◆ Exercise goal ◆
Search the listing below for the string "реализация" and copy every line where it occurs.

◆ Record set ◆
▼
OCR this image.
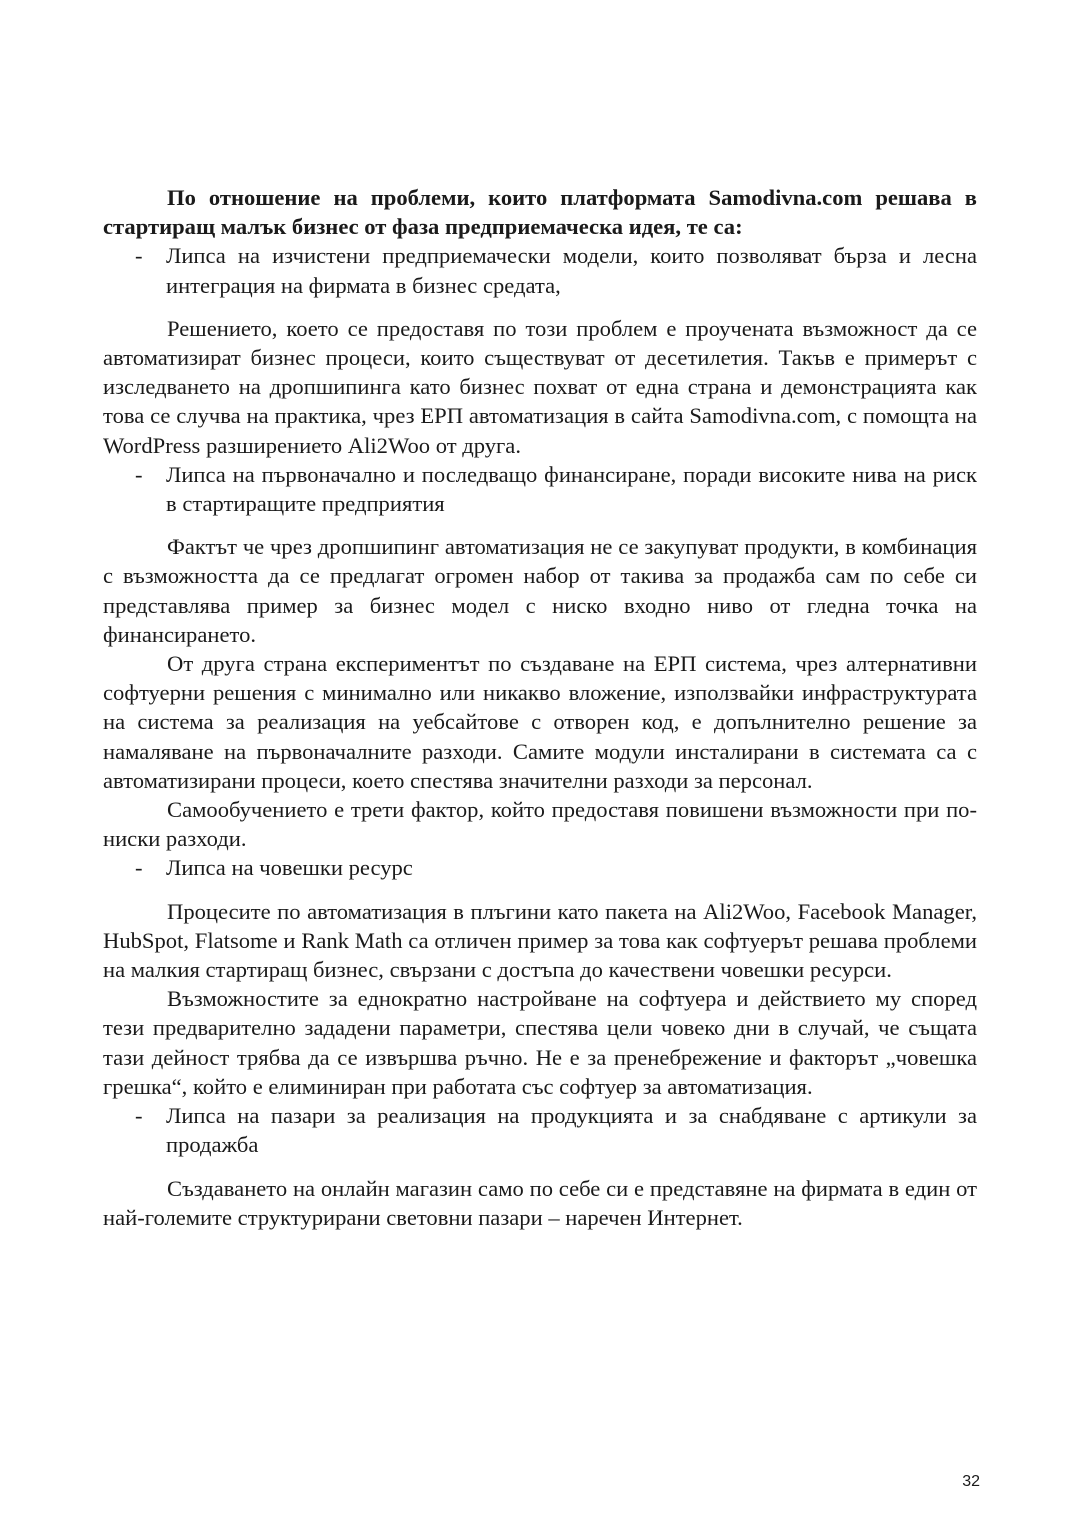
По отношение на проблеми, които платформата Samodivna.com решава в стартиращ малък бизнес от фаза предприемаческа идея, те са:

-	Липса на изчистени предприемачески модели, които позволяват бърза и лесна интеграция на фирмата в бизнес средата,

Решението, което се предоставя по този проблем е проучената възможност да се автоматизират бизнес процеси, които съществуват от десетилетия. Такъв е примерът с изследването на дропшипинга като бизнес похват от една страна и демонстрацията как това се случва на практика, чрез ЕРП автоматизация в сайта Samodivna.com, с помощта на WordPress разширението Ali2Woo от друга.

-	Липса на първоначално и последващо финансиране, поради високите нива на риск в стартиращите предприятия

Фактът че чрез дропшипинг автоматизация не се закупуват продукти, в комбинация с възможността да се предлагат огромен набор от такива за продажба сам по себе си представлява пример за бизнес модел с ниско входно ниво от гледна точка на финансирането.

От друга страна експериментът по създаване на ЕРП система, чрез алтернативни софтуерни решения с минимално или никакво вложение, използвайки инфраструктурата на система за реализация на уебсайтове с отворен код, е допълнително решение за намаляване на първоначалните разходи. Самите модули инсталирани в системата са с автоматизирани процеси, което спестява значителни разходи за персонал.

Самообучението е трети фактор, който предоставя повишени възможности при по-ниски разходи.

-	Липса на човешки ресурс

Процесите по автоматизация в плъгини като пакета на Ali2Woo, Facebook Manager, HubSpot, Flatsome и Rank Math са отличен пример за това как софтуерът решава проблеми на малкия стартиращ бизнес, свързани с достъпа до качествени човешки ресурси.

Възможностите за еднократно настройване на софтуера и действието му според тези предварително зададени параметри, спестява цели човеко дни в случай, че същата тази дейност трябва да се извършва ръчно. Не е за пренебрежение и факторът „човешка грешка“, който е елиминиран при работата със софтуер за автоматизация.

-	Липса на пазари за реализация на продукцията и за снабдяване с артикули за продажба

Създаването на онлайн магазин само по себе си е представяне на фирмата в един от най-големите структурирани световни пазари – наречен Интернет.

32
▲
◆ The output ◆
От друга страна експериментът по създаване на ЕРП система, чрез алтернативни софтуерни решения с минимално или никакво вложение, използвайки инфраструктурата на система за реализация на уебсайтове с отворен код, е допълнително решение за намаляване на първоначалните разходи. Самите модули инсталирани в системата са с автоматизирани процеси, което спестява значителни разходи за персонал.
-	Липса на пазари за реализация на продукцията и за снабдяване с артикули за продажба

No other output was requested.